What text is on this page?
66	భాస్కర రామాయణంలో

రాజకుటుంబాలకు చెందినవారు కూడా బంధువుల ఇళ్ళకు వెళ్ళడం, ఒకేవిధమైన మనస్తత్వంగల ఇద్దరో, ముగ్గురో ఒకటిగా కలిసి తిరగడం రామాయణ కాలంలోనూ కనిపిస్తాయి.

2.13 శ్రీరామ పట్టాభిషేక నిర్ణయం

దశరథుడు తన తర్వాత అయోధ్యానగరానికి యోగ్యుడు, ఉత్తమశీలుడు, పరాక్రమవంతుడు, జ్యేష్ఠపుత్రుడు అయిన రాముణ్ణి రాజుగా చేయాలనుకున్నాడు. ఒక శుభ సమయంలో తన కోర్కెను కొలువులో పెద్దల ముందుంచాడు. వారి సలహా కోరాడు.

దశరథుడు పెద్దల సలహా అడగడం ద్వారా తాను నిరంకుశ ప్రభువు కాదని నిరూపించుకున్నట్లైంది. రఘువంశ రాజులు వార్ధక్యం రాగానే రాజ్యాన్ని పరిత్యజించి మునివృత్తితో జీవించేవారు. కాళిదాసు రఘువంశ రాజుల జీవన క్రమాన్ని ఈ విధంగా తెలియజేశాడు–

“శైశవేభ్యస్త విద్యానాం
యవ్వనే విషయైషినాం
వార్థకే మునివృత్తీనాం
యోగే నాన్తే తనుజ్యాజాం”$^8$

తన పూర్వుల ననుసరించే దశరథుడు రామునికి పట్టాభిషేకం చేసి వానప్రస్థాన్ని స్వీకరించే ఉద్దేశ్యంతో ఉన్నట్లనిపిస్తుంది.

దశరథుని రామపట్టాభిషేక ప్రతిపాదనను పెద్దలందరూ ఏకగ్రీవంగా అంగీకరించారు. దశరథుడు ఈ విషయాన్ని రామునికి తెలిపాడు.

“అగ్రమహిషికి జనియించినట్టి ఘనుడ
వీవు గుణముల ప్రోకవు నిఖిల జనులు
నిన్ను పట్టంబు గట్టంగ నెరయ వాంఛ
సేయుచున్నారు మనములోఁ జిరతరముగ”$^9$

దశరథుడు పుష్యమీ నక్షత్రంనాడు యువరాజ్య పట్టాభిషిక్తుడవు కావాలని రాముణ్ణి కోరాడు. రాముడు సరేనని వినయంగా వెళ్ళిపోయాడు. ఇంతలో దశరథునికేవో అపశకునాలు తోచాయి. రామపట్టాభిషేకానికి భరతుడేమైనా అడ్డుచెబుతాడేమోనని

____________________

*INSTRUCTIONS TO FOLLOW*
Type the material above out again, exactly.

*EXERCISE ANSWER*
What text is on this page?
66	భాస్కర రామాయణంలో

రాజకుటుంబాలకు చెందినవారు కూడా బంధువుల ఇళ్ళకు వెళ్ళడం, ఒకేవిధమైన మనస్తత్వంగల ఇద్దరో, ముగ్గురో ఒకటిగా కలిసి తిరగడం రామాయణ కాలంలోనూ కనిపిస్తాయి.

2.13 శ్రీరామ పట్టాభిషేక నిర్ణయం

దశరథుడు తన తర్వాత అయోధ్యానగరానికి యోగ్యుడు, ఉత్తమశీలుడు, పరాక్రమవంతుడు, జ్యేష్ఠపుత్రుడు అయిన రాముణ్ణి రాజుగా చేయాలనుకున్నాడు. ఒక శుభ సమయంలో తన కోర్కెను కొలువులో పెద్దల ముందుంచాడు. వారి సలహా కోరాడు.

దశరథుడు పెద్దల సలహా అడగడం ద్వారా తాను నిరంకుశ ప్రభువు కాదని నిరూపించుకున్నట్లైంది. రఘువంశ రాజులు వార్ధక్యం రాగానే రాజ్యాన్ని పరిత్యజించి మునివృత్తితో జీవించేవారు. కాళిదాసు రఘువంశ రాజుల జీవన క్రమాన్ని ఈ విధంగా తెలియజేశాడు–

“శైశవేభ్యస్త విద్యానాం
యవ్వనే విషయైషినాం
వార్థకే మునివృత్తీనాం
యోగే నాన్తే తనుజ్యాజాం”$^8$

తన పూర్వుల ననుసరించే దశరథుడు రామునికి పట్టాభిషేకం చేసి వానప్రస్థాన్ని స్వీకరించే ఉద్దేశ్యంతో ఉన్నట్లనిపిస్తుంది.

దశరథుని రామపట్టాభిషేక ప్రతిపాదనను పెద్దలందరూ ఏకగ్రీవంగా అంగీకరించారు. దశరథుడు ఈ విషయాన్ని రామునికి తెలిపాడు.

“అగ్రమహిషికి జనియించినట్టి ఘనుడ
వీవు గుణముల ప్రోకవు నిఖిల జనులు
నిన్ను పట్టంబు గట్టంగ నెరయ వాంఛ
సేయుచున్నారు మనములోఁ జిరతరముగ”$^9$

దశరథుడు పుష్యమీ నక్షత్రంనాడు యువరాజ్య పట్టాభిషిక్తుడవు కావాలని రాముణ్ణి కోరాడు. రాముడు సరేనని వినయంగా వెళ్ళిపోయాడు. ఇంతలో దశరథునికేవో అపశకునాలు తోచాయి. రామపట్టాభిషేకానికి భరతుడేమైనా అడ్డుచెబుతాడేమోనని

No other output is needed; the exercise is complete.